• _EXERCISE DIRECTIONS_: Write out the listing beneath this instruction in its entirety, exactly as it reads.

• _TASK MATERIAL_:

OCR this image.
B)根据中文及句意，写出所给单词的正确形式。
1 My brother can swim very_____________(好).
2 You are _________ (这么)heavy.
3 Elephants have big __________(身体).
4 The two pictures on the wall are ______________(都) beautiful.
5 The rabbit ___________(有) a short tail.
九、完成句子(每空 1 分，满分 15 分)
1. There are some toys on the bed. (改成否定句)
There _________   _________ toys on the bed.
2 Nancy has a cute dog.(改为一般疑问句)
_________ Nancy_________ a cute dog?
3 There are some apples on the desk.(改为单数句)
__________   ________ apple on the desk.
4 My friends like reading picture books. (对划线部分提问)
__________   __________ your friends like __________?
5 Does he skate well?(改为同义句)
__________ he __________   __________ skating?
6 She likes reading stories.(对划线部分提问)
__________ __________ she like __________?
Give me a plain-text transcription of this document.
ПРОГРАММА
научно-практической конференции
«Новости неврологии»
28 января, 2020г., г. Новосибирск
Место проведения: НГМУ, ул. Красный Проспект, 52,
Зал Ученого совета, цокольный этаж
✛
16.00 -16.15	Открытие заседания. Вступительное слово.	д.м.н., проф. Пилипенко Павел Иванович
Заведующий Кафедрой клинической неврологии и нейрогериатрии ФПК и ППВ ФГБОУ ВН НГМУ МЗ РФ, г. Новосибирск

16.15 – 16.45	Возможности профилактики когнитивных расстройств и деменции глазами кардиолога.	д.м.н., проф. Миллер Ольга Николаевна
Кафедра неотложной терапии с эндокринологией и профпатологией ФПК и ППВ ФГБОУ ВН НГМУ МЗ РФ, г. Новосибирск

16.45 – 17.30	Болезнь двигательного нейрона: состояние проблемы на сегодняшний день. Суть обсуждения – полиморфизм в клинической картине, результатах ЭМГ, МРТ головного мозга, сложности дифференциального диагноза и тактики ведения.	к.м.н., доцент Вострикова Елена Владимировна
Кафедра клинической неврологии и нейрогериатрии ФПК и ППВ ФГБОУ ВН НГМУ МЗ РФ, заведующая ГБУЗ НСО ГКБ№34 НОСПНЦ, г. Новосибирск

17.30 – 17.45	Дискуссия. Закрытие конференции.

• _SOLUTION FOR THIS EXERCISE_:
OCR this image.
B)根据中文及句意，写出所给单词的正确形式。
1 My brother can swim very_____________(好).
2 You are _________ (这么)heavy.
3 Elephants have big __________(身体).
4 The two pictures on the wall are ______________(都) beautiful.
5 The rabbit ___________(有) a short tail.
九、完成句子(每空 1 分，满分 15 分)
1. There are some toys on the bed. (改成否定句)
There _________   _________ toys on the bed.
2 Nancy has a cute dog.(改为一般疑问句)
_________ Nancy_________ a cute dog?
3 There are some apples on the desk.(改为单数句)
__________   ________ apple on the desk.
4 My friends like reading picture books. (对划线部分提问)
__________   __________ your friends like __________?
5 Does he skate well?(改为同义句)
__________ he __________   __________ skating?
6 She likes reading stories.(对划线部分提问)
__________ __________ she like __________?
Give me a plain-text transcription of this document.
ПРОГРАММА
научно-практической конференции
«Новости неврологии»
28 января, 2020г., г. Новосибирск
Место проведения: НГМУ, ул. Красный Проспект, 52,
Зал Ученого совета, цокольный этаж
✛
16.00 -16.15	Открытие заседания. Вступительное слово.	д.м.н., проф. Пилипенко Павел Иванович
Заведующий Кафедрой клинической неврологии и нейрогериатрии ФПК и ППВ ФГБОУ ВН НГМУ МЗ РФ, г. Новосибирск

16.15 – 16.45	Возможности профилактики когнитивных расстройств и деменции глазами кардиолога.	д.м.н., проф. Миллер Ольга Николаевна
Кафедра неотложной терапии с эндокринологией и профпатологией ФПК и ППВ ФГБОУ ВН НГМУ МЗ РФ, г. Новосибирск

16.45 – 17.30	Болезнь двигательного нейрона: состояние проблемы на сегодняшний день. Суть обсуждения – полиморфизм в клинической картине, результатах ЭМГ, МРТ головного мозга, сложности дифференциального диагноза и тактики ведения.	к.м.н., доцент Вострикова Елена Владимировна
Кафедра клинической неврологии и нейрогериатрии ФПК и ППВ ФГБОУ ВН НГМУ МЗ РФ, заведующая ГБУЗ НСО ГКБ№34 НОСПНЦ, г. Новосибирск

17.30 – 17.45	Дискуссия. Закрытие конференции.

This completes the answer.